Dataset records
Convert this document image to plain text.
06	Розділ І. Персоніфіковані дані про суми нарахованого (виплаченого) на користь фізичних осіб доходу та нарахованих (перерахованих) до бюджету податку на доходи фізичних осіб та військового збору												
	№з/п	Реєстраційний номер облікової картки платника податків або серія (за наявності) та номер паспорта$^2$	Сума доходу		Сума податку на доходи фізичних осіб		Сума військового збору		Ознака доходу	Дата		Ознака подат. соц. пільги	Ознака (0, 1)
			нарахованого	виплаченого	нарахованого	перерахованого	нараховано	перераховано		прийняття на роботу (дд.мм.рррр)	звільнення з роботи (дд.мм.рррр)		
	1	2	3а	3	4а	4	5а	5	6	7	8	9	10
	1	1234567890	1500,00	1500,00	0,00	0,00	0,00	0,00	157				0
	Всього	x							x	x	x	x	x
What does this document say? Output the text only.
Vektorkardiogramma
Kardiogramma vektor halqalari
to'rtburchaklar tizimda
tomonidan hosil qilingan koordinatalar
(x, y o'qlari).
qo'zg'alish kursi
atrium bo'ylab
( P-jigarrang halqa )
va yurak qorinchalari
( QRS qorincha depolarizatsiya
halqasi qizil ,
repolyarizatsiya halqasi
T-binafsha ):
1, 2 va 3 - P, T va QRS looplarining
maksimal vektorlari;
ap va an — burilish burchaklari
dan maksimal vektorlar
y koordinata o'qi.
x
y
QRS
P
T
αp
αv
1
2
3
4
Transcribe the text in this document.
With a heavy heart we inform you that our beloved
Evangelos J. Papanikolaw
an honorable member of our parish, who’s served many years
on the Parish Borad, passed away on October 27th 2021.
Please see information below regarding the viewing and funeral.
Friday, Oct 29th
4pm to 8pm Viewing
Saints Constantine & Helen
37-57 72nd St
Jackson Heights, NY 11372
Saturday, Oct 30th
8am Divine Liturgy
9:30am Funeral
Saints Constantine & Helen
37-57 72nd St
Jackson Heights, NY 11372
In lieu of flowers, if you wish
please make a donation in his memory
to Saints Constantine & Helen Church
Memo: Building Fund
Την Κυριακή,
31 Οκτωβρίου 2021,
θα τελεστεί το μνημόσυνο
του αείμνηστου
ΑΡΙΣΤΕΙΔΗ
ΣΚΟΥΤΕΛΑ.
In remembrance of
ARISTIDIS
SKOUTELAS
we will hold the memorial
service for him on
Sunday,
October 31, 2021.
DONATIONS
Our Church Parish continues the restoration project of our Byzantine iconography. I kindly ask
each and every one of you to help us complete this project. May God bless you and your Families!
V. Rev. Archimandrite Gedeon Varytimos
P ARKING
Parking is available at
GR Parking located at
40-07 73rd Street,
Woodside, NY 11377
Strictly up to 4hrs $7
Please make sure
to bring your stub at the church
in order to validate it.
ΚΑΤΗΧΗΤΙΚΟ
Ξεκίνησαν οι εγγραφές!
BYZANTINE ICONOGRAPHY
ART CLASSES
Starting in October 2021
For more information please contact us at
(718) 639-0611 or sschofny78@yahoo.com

- SHORT PROBLEM
Using the data above, print every record exactly as shown.

- RESPONSE BELOW
Convert this document image to plain text.
06	Розділ І. Персоніфіковані дані про суми нарахованого (виплаченого) на користь фізичних осіб доходу та нарахованих (перерахованих) до бюджету податку на доходи фізичних осіб та військового збору												
	№з/п	Реєстраційний номер облікової картки платника податків або серія (за наявності) та номер паспорта$^2$	Сума доходу		Сума податку на доходи фізичних осіб		Сума військового збору		Ознака доходу	Дата		Ознака подат. соц. пільги	Ознака (0, 1)
			нарахованого	виплаченого	нарахованого	перерахованого	нараховано	перераховано		прийняття на роботу (дд.мм.рррр)	звільнення з роботи (дд.мм.рррр)		
	1	2	3а	3	4а	4	5а	5	6	7	8	9	10
	1	1234567890	1500,00	1500,00	0,00	0,00	0,00	0,00	157				0
	Всього	x							x	x	x	x	x
What does this document say? Output the text only.
Vektorkardiogramma
Kardiogramma vektor halqalari
to'rtburchaklar tizimda
tomonidan hosil qilingan koordinatalar
(x, y o'qlari).
qo'zg'alish kursi
atrium bo'ylab
( P-jigarrang halqa )
va yurak qorinchalari
( QRS qorincha depolarizatsiya
halqasi qizil ,
repolyarizatsiya halqasi
T-binafsha ):
1, 2 va 3 - P, T va QRS looplarining
maksimal vektorlari;
ap va an — burilish burchaklari
dan maksimal vektorlar
y koordinata o'qi.
x
y
QRS
P
T
αp
αv
1
2
3
4
Transcribe the text in this document.
With a heavy heart we inform you that our beloved
Evangelos J. Papanikolaw
an honorable member of our parish, who’s served many years
on the Parish Borad, passed away on October 27th 2021.
Please see information below regarding the viewing and funeral.
Friday, Oct 29th
4pm to 8pm Viewing
Saints Constantine & Helen
37-57 72nd St
Jackson Heights, NY 11372
Saturday, Oct 30th
8am Divine Liturgy
9:30am Funeral
Saints Constantine & Helen
37-57 72nd St
Jackson Heights, NY 11372
In lieu of flowers, if you wish
please make a donation in his memory
to Saints Constantine & Helen Church
Memo: Building Fund
Την Κυριακή,
31 Οκτωβρίου 2021,
θα τελεστεί το μνημόσυνο
του αείμνηστου
ΑΡΙΣΤΕΙΔΗ
ΣΚΟΥΤΕΛΑ.
In remembrance of
ARISTIDIS
SKOUTELAS
we will hold the memorial
service for him on
Sunday,
October 31, 2021.
DONATIONS
Our Church Parish continues the restoration project of our Byzantine iconography. I kindly ask
each and every one of you to help us complete this project. May God bless you and your Families!
V. Rev. Archimandrite Gedeon Varytimos
P ARKING
Parking is available at
GR Parking located at
40-07 73rd Street,
Woodside, NY 11377
Strictly up to 4hrs $7
Please make sure
to bring your stub at the church
in order to validate it.
ΚΑΤΗΧΗΤΙΚΟ
Ξεκίνησαν οι εγγραφές!
BYZANTINE ICONOGRAPHY
ART CLASSES
Starting in October 2021
For more information please contact us at
(718) 639-0611 or sschofny78@yahoo.com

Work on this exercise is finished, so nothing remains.